[Dataset excerpt]
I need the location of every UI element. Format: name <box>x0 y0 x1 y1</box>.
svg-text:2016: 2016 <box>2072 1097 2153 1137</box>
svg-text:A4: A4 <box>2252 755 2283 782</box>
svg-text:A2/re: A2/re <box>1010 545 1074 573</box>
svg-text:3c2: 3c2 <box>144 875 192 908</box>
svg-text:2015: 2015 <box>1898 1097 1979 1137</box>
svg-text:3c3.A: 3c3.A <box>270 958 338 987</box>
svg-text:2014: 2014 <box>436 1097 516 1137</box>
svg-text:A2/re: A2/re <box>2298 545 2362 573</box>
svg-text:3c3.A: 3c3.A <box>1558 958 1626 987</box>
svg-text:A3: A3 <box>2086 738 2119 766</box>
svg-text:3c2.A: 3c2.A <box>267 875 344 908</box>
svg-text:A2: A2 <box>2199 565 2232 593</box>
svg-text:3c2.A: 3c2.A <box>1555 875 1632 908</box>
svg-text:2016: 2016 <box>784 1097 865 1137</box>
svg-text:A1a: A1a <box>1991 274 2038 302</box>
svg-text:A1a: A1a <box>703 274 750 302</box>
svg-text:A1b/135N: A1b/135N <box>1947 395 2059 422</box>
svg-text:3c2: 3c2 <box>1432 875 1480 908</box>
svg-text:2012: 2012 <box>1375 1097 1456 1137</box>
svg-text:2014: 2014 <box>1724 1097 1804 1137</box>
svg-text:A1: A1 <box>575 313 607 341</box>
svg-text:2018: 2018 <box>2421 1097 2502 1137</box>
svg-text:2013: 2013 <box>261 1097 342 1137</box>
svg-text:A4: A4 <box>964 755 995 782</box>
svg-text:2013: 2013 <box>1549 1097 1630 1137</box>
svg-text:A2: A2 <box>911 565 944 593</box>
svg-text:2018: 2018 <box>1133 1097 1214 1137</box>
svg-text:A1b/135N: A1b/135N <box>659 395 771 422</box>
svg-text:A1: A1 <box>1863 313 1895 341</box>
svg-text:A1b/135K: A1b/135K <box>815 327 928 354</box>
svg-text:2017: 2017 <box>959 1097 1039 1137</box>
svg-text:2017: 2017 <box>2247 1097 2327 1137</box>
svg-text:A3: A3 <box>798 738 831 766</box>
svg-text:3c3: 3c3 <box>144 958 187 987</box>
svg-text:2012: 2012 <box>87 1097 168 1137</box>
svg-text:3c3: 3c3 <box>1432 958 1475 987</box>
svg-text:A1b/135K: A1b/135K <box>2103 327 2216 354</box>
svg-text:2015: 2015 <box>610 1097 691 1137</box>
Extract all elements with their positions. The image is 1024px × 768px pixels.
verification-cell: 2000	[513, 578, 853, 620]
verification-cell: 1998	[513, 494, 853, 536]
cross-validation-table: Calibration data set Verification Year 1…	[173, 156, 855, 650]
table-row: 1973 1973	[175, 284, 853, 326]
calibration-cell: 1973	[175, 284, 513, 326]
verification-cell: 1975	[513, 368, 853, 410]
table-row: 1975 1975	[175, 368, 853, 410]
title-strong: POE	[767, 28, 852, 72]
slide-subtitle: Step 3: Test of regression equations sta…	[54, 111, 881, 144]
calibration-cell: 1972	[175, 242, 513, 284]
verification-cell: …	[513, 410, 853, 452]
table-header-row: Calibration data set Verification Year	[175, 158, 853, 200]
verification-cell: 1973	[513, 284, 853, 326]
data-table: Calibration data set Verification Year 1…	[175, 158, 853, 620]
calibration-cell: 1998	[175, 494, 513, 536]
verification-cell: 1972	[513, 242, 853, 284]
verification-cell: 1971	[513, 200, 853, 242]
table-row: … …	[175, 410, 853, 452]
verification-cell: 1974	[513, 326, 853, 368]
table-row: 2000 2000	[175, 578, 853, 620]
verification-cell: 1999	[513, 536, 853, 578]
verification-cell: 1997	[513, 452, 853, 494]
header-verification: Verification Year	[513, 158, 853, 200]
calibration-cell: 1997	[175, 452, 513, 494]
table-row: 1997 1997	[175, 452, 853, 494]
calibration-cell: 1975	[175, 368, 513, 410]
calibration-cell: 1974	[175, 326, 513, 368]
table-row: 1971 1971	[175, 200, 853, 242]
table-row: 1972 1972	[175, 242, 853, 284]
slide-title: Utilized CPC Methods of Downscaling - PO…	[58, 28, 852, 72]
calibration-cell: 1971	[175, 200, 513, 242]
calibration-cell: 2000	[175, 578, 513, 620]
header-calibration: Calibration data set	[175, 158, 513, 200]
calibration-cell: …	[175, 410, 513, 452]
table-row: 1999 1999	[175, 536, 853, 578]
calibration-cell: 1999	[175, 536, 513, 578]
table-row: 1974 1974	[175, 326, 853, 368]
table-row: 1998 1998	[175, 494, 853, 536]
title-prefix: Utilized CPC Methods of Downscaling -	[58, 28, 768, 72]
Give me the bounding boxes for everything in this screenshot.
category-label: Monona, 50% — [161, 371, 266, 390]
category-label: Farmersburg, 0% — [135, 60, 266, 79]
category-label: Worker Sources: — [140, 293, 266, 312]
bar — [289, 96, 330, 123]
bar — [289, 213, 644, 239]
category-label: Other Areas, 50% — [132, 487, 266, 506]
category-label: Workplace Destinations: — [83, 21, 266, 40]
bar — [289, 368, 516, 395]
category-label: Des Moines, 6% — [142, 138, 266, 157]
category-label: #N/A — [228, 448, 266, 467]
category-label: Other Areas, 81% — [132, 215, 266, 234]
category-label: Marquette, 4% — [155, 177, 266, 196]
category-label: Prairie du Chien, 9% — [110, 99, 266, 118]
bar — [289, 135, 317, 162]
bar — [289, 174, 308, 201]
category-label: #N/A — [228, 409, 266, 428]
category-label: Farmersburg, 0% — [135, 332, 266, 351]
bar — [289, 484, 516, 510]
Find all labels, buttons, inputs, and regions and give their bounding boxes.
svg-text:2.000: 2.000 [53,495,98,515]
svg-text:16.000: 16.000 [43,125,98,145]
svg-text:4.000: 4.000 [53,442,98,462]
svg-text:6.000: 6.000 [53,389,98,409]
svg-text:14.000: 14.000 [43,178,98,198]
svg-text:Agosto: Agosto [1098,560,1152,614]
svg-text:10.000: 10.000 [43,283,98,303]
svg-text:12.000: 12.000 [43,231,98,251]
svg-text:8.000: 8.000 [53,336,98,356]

# Written request:
Convert the data above into a Markdown table with two columns, "Row" and "Line", placing each line's number in the first column and the line itself in the second. Include every line and omit blank ones.

# Result for this exercise:
| Row | Line |
|---|---|
| 1 | I need the location of every UI element. Format: name <box>x0 y0 x1 y1</box>. |
| 2 | svg-text:2016: 2016 <box>2072 1097 2153 1137</box> |
| 3 | svg-text:A4: A4 <box>2252 755 2283 782</box> |
| 4 | svg-text:A2/re: A2/re <box>1010 545 1074 573</box> |
| 5 | svg-text:3c2: 3c2 <box>144 875 192 908</box> |
| 6 | svg-text:2015: 2015 <box>1898 1097 1979 1137</box> |
| 7 | svg-text:3c3.A: 3c3.A <box>270 958 338 987</box> |
| 8 | svg-text:2014: 2014 <box>436 1097 516 1137</box> |
| 9 | svg-text:A2/re: A2/re <box>2298 545 2362 573</box> |
| 10 | svg-text:3c3.A: 3c3.A <box>1558 958 1626 987</box> |
| 11 | svg-text:A3: A3 <box>2086 738 2119 766</box> |
| 12 | svg-text:3c2.A: 3c2.A <box>267 875 344 908</box> |
| 13 | svg-text:A2: A2 <box>2199 565 2232 593</box> |
| 14 | svg-text:3c2.A: 3c2.A <box>1555 875 1632 908</box> |
| 15 | svg-text:2016: 2016 <box>784 1097 865 1137</box> |
| 16 | svg-text:A1a: A1a <box>1991 274 2038 302</box> |
| 17 | svg-text:A1a: A1a <box>703 274 750 302</box> |
| 18 | svg-text:A1b/135N: A1b/135N <box>1947 395 2059 422</box> |
| 19 | svg-text:3c2: 3c2 <box>1432 875 1480 908</box> |
| 20 | svg-text:2012: 2012 <box>1375 1097 1456 1137</box> |
| 21 | svg-text:2014: 2014 <box>1724 1097 1804 1137</box> |
| 22 | svg-text:A1: A1 <box>575 313 607 341</box> |
| 23 | svg-text:2018: 2018 <box>2421 1097 2502 1137</box> |
| 24 | svg-text:2013: 2013 <box>261 1097 342 1137</box> |
| 25 | svg-text:A4: A4 <box>964 755 995 782</box> |
| 26 | svg-text:2013: 2013 <box>1549 1097 1630 1137</box> |
| 27 | svg-text:A2: A2 <box>911 565 944 593</box> |
| 28 | svg-text:2018: 2018 <box>1133 1097 1214 1137</box> |
| 29 | svg-text:A1b/135N: A1b/135N <box>659 395 771 422</box> |
| 30 | svg-text:A1: A1 <box>1863 313 1895 341</box> |
| 31 | svg-text:A1b/135K: A1b/135K <box>815 327 928 354</box> |
| 32 | svg-text:2017: 2017 <box>959 1097 1039 1137</box> |
| 33 | svg-text:2017: 2017 <box>2247 1097 2327 1137</box> |
| 34 | svg-text:A3: A3 <box>798 738 831 766</box> |
| 35 | svg-text:3c3: 3c3 <box>144 958 187 987</box> |
| 36 | svg-text:2012: 2012 <box>87 1097 168 1137</box> |
| 37 | svg-text:3c3: 3c3 <box>1432 958 1475 987</box> |
| 38 | svg-text:A1b/135K: A1b/135K <box>2103 327 2216 354</box> |
| 39 | svg-text:2015: 2015 <box>610 1097 691 1137</box> |
| 40 | Extract all elements with their positions. The image is 1024px × 768px pixels. |
| 41 | verification-cell: 2000	[513, 578, 853, 620] |
| 42 | verification-cell: 1998	[513, 494, 853, 536] |
| 43 | cross-validation-table: Calibration data set Verification Year 1…	[173, 156, 855, 650] |
| 44 | table-row: 1973 1973	[175, 284, 853, 326] |
| 45 | calibration-cell: 1973	[175, 284, 513, 326] |
| 46 | verification-cell: 1975	[513, 368, 853, 410] |
| 47 | table-row: 1975 1975	[175, 368, 853, 410] |
| 48 | title-strong: POE	[767, 28, 852, 72] |
| 49 | slide-subtitle: Step 3: Test of regression equations sta…	[54, 111, 881, 144] |
| 50 | calibration-cell: 1972	[175, 242, 513, 284] |
| 51 | verification-cell: …	[513, 410, 853, 452] |
| 52 | table-header-row: Calibration data set Verification Year	[175, 158, 853, 200] |
| 53 | verification-cell: 1973	[513, 284, 853, 326] |
| 54 | data-table: Calibration data set Verification Year 1…	[175, 158, 853, 620] |
| 55 | calibration-cell: 1998	[175, 494, 513, 536] |
| 56 | verification-cell: 1972	[513, 242, 853, 284] |
| 57 | verification-cell: 1971	[513, 200, 853, 242] |
| 58 | table-row: … …	[175, 410, 853, 452] |
| 59 | verification-cell: 1974	[513, 326, 853, 368] |
| 60 | table-row: 2000 2000	[175, 578, 853, 620] |
| 61 | verification-cell: 1999	[513, 536, 853, 578] |
| 62 | verification-cell: 1997	[513, 452, 853, 494] |
| 63 | header-verification: Verification Year	[513, 158, 853, 200] |
| 64 | calibration-cell: 1997	[175, 452, 513, 494] |
| 65 | table-row: 1997 1997	[175, 452, 853, 494] |
| 66 | calibration-cell: 1975	[175, 368, 513, 410] |
| 67 | calibration-cell: 1974	[175, 326, 513, 368] |
| 68 | table-row: 1971 1971	[175, 200, 853, 242] |
| 69 | table-row: 1972 1972	[175, 242, 853, 284] |
| 70 | slide-title: Utilized CPC Methods of Downscaling - PO…	[58, 28, 852, 72] |
| 71 | calibration-cell: 1971	[175, 200, 513, 242] |
| 72 | calibration-cell: 2000	[175, 578, 513, 620] |
| 73 | header-calibration: Calibration data set	[175, 158, 513, 200] |
| 74 | calibration-cell: …	[175, 410, 513, 452] |
| 75 | table-row: 1999 1999	[175, 536, 853, 578] |
| 76 | calibration-cell: 1999	[175, 536, 513, 578] |
| 77 | table-row: 1974 1974	[175, 326, 853, 368] |
| 78 | table-row: 1998 1998	[175, 494, 853, 536] |
| 79 | title-prefix: Utilized CPC Methods of Downscaling -	[58, 28, 768, 72] |
| 80 | Give me the bounding boxes for everything in this screenshot. |
| 81 | category-label: Monona, 50% — [161, 371, 266, 390] |
| 82 | category-label: Farmersburg, 0% — [135, 60, 266, 79] |
| 83 | category-label: Worker Sources: — [140, 293, 266, 312] |
| 84 | bar — [289, 96, 330, 123] |
| 85 | bar — [289, 213, 644, 239] |
| 86 | category-label: Other Areas, 50% — [132, 487, 266, 506] |
| 87 | category-label: Workplace Destinations: — [83, 21, 266, 40] |
| 88 | bar — [289, 368, 516, 395] |
| 89 | category-label: Des Moines, 6% — [142, 138, 266, 157] |
| 90 | category-label: #N/A — [228, 448, 266, 467] |
| 91 | category-label: Other Areas, 81% — [132, 215, 266, 234] |
| 92 | category-label: Marquette, 4% — [155, 177, 266, 196] |
| 93 | category-label: Prairie du Chien, 9% — [110, 99, 266, 118] |
| 94 | bar — [289, 135, 317, 162] |
| 95 | bar — [289, 174, 308, 201] |
| 96 | category-label: #N/A — [228, 409, 266, 428] |
| 97 | category-label: Farmersburg, 0% — [135, 332, 266, 351] |
| 98 | bar — [289, 484, 516, 510] |
| 99 | Find all labels, buttons, inputs, and regions and give their bounding boxes. |
| 100 | svg-text:2.000: 2.000 [53,495,98,515] |
| 101 | svg-text:16.000: 16.000 [43,125,98,145] |
| 102 | svg-text:4.000: 4.000 [53,442,98,462] |
| 103 | svg-text:6.000: 6.000 [53,389,98,409] |
| 104 | svg-text:14.000: 14.000 [43,178,98,198] |
| 105 | svg-text:Agosto: Agosto [1098,560,1152,614] |
| 106 | svg-text:10.000: 10.000 [43,283,98,303] |
| 107 | svg-text:12.000: 12.000 [43,231,98,251] |
| 108 | svg-text:8.000: 8.000 [53,336,98,356] |